*REQUIREMENTS:* Return all lines below containing the word "JSON".

## Begin DATA SHOWN

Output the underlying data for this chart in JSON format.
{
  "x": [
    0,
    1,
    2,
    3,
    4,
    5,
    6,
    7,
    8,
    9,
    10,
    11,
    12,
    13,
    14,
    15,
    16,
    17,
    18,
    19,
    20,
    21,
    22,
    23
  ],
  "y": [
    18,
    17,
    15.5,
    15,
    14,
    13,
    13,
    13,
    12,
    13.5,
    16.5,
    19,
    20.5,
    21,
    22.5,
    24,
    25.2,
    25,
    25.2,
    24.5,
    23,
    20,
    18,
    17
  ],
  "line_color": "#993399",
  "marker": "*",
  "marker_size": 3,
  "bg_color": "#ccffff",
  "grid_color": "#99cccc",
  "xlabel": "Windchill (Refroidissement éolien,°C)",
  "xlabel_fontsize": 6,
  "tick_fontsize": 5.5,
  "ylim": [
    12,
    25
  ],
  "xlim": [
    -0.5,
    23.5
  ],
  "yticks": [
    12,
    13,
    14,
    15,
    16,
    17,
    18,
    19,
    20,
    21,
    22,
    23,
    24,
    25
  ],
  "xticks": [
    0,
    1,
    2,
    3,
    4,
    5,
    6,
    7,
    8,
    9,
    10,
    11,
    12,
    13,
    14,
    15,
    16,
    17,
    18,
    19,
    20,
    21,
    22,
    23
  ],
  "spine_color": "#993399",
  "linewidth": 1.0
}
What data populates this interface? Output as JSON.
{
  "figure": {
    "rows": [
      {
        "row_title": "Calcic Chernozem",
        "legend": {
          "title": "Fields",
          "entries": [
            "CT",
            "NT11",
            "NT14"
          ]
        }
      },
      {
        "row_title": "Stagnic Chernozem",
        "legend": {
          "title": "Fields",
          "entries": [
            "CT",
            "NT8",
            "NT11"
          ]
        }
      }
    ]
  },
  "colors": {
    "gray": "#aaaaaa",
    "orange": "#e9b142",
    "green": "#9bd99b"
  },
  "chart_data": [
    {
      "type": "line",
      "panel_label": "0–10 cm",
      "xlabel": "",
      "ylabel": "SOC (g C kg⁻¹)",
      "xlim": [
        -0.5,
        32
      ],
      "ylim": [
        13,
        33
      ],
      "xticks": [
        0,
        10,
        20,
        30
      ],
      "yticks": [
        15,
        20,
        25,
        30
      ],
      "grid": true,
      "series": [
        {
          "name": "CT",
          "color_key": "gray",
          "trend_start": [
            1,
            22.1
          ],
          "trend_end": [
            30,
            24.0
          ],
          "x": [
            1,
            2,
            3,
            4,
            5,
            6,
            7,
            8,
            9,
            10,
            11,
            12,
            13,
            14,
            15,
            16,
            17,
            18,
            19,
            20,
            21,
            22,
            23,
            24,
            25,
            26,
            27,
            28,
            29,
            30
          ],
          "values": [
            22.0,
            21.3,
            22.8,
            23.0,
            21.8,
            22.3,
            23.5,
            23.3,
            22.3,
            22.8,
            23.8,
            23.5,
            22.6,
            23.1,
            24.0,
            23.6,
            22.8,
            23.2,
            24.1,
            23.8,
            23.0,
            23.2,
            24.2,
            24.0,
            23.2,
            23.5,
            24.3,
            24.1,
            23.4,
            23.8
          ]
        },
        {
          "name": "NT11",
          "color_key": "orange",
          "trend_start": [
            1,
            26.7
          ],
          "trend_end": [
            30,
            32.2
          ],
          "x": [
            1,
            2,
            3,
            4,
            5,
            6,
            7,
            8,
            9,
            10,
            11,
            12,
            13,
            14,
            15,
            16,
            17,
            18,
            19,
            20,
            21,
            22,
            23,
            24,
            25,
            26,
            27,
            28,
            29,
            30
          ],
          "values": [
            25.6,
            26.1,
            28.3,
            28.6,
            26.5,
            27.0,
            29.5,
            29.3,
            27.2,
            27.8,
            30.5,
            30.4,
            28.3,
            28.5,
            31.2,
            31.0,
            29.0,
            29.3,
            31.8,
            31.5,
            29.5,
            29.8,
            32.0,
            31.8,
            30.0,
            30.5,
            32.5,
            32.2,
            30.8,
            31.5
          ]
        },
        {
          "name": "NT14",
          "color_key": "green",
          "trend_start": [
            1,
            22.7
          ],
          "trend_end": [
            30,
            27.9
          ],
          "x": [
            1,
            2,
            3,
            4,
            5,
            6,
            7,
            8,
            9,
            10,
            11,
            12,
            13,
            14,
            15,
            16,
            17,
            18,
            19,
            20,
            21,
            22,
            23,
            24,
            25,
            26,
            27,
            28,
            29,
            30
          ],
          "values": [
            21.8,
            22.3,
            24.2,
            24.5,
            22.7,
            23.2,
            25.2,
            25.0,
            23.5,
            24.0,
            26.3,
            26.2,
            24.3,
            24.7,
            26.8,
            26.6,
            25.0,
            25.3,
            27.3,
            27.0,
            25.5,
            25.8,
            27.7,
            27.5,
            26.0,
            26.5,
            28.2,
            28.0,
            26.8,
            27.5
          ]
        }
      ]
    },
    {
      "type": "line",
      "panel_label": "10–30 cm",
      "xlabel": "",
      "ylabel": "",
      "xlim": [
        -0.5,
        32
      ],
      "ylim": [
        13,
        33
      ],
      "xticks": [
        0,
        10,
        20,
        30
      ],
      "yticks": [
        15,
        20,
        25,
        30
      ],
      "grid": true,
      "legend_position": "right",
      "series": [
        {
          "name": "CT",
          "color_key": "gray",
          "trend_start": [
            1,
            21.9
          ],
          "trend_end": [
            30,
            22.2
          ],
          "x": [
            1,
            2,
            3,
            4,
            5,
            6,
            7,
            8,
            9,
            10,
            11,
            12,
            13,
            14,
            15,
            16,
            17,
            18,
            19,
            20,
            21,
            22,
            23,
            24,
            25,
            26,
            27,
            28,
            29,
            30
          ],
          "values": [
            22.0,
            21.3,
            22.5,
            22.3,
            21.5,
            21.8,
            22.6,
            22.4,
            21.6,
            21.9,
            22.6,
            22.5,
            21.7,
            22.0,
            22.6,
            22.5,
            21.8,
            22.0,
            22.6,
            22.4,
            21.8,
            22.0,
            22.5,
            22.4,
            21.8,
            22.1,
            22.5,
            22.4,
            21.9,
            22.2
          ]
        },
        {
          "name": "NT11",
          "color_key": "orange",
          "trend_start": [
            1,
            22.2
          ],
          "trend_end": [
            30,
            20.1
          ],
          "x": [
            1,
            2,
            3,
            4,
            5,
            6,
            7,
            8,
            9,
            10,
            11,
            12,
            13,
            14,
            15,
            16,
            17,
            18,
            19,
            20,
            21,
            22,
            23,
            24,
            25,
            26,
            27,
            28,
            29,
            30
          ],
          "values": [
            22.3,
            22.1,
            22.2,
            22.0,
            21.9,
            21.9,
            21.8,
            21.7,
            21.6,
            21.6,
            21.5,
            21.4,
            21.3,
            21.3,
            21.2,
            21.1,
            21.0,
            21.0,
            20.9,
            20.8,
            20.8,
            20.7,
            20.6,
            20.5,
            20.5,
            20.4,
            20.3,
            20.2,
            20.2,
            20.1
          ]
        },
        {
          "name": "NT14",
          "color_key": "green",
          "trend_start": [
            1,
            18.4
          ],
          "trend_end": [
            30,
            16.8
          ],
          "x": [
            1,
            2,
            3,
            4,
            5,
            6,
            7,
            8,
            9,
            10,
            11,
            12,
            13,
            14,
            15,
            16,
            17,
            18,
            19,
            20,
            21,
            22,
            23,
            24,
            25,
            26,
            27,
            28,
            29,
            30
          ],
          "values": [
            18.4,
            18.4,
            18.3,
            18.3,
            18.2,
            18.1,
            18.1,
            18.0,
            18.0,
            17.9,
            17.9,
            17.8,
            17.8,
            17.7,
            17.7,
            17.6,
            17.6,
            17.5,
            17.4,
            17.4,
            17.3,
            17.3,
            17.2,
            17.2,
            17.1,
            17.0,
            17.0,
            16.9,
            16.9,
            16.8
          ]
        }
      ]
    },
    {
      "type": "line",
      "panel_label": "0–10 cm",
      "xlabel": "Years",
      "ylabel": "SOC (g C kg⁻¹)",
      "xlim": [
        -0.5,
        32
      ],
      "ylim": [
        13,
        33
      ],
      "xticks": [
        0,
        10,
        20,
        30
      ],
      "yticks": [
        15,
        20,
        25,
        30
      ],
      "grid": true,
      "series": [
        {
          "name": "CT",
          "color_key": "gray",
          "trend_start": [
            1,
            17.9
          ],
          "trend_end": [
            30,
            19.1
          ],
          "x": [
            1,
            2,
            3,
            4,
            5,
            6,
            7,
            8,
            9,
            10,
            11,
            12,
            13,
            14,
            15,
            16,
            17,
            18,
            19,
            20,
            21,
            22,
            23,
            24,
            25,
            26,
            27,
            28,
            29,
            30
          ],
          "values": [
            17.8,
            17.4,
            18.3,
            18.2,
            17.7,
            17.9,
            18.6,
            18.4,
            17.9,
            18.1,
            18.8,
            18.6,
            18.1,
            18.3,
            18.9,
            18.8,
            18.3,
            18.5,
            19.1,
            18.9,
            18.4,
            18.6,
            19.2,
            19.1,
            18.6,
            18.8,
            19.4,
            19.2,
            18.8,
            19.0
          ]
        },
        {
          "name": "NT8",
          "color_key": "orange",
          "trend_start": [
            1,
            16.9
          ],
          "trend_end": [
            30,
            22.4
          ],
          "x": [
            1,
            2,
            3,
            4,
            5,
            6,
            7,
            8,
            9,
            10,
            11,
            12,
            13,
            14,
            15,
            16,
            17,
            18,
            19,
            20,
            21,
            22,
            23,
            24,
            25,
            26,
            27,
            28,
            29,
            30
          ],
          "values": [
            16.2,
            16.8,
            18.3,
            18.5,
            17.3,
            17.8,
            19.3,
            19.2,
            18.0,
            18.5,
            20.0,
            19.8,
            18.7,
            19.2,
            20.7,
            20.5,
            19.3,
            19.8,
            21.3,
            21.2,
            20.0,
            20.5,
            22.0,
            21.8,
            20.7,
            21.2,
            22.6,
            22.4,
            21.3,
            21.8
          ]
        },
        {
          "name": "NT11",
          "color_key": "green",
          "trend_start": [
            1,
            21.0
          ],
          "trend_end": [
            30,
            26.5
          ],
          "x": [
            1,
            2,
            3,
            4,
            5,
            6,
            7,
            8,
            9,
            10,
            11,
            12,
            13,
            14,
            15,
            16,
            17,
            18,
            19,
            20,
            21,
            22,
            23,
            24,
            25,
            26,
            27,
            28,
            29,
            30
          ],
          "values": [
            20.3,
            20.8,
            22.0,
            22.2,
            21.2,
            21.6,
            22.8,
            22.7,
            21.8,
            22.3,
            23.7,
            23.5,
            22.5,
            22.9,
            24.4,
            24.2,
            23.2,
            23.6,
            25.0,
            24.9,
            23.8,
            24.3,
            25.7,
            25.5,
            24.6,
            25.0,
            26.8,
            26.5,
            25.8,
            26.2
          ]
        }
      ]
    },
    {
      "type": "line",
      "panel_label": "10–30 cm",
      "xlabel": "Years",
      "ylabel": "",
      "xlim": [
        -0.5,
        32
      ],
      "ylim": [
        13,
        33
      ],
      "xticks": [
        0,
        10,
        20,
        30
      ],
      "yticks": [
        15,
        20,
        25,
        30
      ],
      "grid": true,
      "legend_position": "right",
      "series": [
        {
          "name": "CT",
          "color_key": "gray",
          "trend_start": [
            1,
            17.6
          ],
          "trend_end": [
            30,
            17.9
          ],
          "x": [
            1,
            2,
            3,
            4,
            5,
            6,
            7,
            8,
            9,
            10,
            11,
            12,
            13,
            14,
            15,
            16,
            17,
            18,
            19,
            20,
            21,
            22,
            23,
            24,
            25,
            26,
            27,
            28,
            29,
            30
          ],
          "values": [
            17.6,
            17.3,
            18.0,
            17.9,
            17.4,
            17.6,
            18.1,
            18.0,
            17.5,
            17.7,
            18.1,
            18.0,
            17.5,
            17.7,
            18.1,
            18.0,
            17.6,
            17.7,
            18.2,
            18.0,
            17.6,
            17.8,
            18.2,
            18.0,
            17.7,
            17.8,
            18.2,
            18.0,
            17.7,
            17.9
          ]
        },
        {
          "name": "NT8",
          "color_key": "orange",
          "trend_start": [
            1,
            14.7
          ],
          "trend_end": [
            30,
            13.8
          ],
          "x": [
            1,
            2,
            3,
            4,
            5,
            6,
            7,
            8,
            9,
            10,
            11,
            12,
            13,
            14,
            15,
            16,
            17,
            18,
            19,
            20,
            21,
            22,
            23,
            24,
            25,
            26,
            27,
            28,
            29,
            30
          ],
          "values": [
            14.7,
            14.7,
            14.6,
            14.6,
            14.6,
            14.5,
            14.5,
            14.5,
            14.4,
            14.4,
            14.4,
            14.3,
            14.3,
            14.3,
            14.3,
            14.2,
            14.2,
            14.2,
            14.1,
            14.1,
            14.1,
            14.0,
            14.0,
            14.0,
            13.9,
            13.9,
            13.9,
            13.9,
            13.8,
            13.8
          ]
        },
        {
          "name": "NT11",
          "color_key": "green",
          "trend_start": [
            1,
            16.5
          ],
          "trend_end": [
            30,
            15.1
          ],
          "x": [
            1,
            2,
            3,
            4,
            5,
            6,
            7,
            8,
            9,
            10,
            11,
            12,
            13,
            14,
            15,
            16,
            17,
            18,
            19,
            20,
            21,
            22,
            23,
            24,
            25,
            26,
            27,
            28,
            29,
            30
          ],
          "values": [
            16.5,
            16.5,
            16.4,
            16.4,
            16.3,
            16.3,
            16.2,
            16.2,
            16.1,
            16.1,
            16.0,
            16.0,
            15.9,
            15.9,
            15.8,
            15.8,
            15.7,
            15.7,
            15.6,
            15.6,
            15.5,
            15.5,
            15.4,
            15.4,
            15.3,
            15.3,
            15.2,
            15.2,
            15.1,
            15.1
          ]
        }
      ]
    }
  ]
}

## End DATA SHOWN

*FINAL ANSWER:*
Output the underlying data for this chart in JSON format.
What data populates this interface? Output as JSON.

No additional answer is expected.